# Problem description:
Copy out the entries below in full and exactly.

# The records:
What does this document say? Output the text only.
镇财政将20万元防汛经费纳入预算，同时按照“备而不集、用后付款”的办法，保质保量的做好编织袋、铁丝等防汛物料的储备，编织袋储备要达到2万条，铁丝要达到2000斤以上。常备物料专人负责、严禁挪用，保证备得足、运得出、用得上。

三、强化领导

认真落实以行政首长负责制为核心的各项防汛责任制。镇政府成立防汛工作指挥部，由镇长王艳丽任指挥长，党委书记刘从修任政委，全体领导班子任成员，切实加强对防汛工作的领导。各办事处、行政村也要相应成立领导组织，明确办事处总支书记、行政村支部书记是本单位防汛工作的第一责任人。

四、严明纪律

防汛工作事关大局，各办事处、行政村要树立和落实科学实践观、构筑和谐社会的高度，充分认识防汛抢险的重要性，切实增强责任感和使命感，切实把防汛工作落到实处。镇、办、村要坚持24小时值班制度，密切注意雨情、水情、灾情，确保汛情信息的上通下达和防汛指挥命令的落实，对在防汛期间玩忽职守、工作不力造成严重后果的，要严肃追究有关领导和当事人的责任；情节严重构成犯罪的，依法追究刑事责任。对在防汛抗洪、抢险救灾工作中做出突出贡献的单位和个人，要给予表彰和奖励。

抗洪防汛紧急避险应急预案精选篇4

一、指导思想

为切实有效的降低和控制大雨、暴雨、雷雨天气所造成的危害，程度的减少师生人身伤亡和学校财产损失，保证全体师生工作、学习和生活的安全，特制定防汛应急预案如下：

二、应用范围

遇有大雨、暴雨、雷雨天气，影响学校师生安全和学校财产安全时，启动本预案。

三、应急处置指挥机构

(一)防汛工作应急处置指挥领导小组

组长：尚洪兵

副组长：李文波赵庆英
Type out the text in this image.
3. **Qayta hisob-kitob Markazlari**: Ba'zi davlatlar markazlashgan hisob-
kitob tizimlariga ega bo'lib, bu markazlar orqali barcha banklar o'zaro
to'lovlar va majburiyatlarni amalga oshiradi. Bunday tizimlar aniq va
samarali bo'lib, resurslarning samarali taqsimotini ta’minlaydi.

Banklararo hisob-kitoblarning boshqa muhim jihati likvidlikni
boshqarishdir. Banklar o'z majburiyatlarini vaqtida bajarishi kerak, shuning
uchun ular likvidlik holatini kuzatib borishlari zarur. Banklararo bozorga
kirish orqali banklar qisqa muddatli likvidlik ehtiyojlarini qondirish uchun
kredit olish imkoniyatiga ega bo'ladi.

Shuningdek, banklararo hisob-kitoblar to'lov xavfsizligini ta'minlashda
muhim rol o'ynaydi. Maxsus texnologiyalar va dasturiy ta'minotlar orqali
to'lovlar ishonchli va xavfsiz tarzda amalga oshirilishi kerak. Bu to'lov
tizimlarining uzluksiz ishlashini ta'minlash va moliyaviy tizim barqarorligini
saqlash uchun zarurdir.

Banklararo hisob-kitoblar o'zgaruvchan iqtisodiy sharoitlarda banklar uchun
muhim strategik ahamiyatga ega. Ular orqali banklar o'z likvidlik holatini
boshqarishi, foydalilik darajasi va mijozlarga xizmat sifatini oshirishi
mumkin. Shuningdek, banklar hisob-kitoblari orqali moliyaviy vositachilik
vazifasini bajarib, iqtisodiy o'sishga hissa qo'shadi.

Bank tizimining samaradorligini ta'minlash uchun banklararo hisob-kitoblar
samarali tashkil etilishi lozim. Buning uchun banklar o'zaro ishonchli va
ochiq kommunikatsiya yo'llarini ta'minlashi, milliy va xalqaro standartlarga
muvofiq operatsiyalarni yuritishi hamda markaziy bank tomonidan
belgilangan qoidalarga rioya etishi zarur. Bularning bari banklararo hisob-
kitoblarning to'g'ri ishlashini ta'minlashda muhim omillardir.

# Written answer:
What does this document say? Output the text only.
镇财政将20万元防汛经费纳入预算，同时按照“备而不集、用后付款”的办法，保质保量的做好编织袋、铁丝等防汛物料的储备，编织袋储备要达到2万条，铁丝要达到2000斤以上。常备物料专人负责、严禁挪用，保证备得足、运得出、用得上。

三、强化领导

认真落实以行政首长负责制为核心的各项防汛责任制。镇政府成立防汛工作指挥部，由镇长王艳丽任指挥长，党委书记刘从修任政委，全体领导班子任成员，切实加强对防汛工作的领导。各办事处、行政村也要相应成立领导组织，明确办事处总支书记、行政村支部书记是本单位防汛工作的第一责任人。

四、严明纪律

防汛工作事关大局，各办事处、行政村要树立和落实科学实践观、构筑和谐社会的高度，充分认识防汛抢险的重要性，切实增强责任感和使命感，切实把防汛工作落到实处。镇、办、村要坚持24小时值班制度，密切注意雨情、水情、灾情，确保汛情信息的上通下达和防汛指挥命令的落实，对在防汛期间玩忽职守、工作不力造成严重后果的，要严肃追究有关领导和当事人的责任；情节严重构成犯罪的，依法追究刑事责任。对在防汛抗洪、抢险救灾工作中做出突出贡献的单位和个人，要给予表彰和奖励。

抗洪防汛紧急避险应急预案精选篇4

一、指导思想

为切实有效的降低和控制大雨、暴雨、雷雨天气所造成的危害，程度的减少师生人身伤亡和学校财产损失，保证全体师生工作、学习和生活的安全，特制定防汛应急预案如下：

二、应用范围

遇有大雨、暴雨、雷雨天气，影响学校师生安全和学校财产安全时，启动本预案。

三、应急处置指挥机构

(一)防汛工作应急处置指挥领导小组

组长：尚洪兵

副组长：李文波赵庆英
Type out the text in this image.
3. **Qayta hisob-kitob Markazlari**: Ba'zi davlatlar markazlashgan hisob-
kitob tizimlariga ega bo'lib, bu markazlar orqali barcha banklar o'zaro
to'lovlar va majburiyatlarni amalga oshiradi. Bunday tizimlar aniq va
samarali bo'lib, resurslarning samarali taqsimotini ta’minlaydi.

Banklararo hisob-kitoblarning boshqa muhim jihati likvidlikni
boshqarishdir. Banklar o'z majburiyatlarini vaqtida bajarishi kerak, shuning
uchun ular likvidlik holatini kuzatib borishlari zarur. Banklararo bozorga
kirish orqali banklar qisqa muddatli likvidlik ehtiyojlarini qondirish uchun
kredit olish imkoniyatiga ega bo'ladi.

Shuningdek, banklararo hisob-kitoblar to'lov xavfsizligini ta'minlashda
muhim rol o'ynaydi. Maxsus texnologiyalar va dasturiy ta'minotlar orqali
to'lovlar ishonchli va xavfsiz tarzda amalga oshirilishi kerak. Bu to'lov
tizimlarining uzluksiz ishlashini ta'minlash va moliyaviy tizim barqarorligini
saqlash uchun zarurdir.

Banklararo hisob-kitoblar o'zgaruvchan iqtisodiy sharoitlarda banklar uchun
muhim strategik ahamiyatga ega. Ular orqali banklar o'z likvidlik holatini
boshqarishi, foydalilik darajasi va mijozlarga xizmat sifatini oshirishi
mumkin. Shuningdek, banklar hisob-kitoblari orqali moliyaviy vositachilik
vazifasini bajarib, iqtisodiy o'sishga hissa qo'shadi.

Bank tizimining samaradorligini ta'minlash uchun banklararo hisob-kitoblar
samarali tashkil etilishi lozim. Buning uchun banklar o'zaro ishonchli va
ochiq kommunikatsiya yo'llarini ta'minlashi, milliy va xalqaro standartlarga
muvofiq operatsiyalarni yuritishi hamda markaziy bank tomonidan
belgilangan qoidalarga rioya etishi zarur. Bularning bari banklararo hisob-
kitoblarning to'g'ri ishlashini ta'minlashda muhim omillardir.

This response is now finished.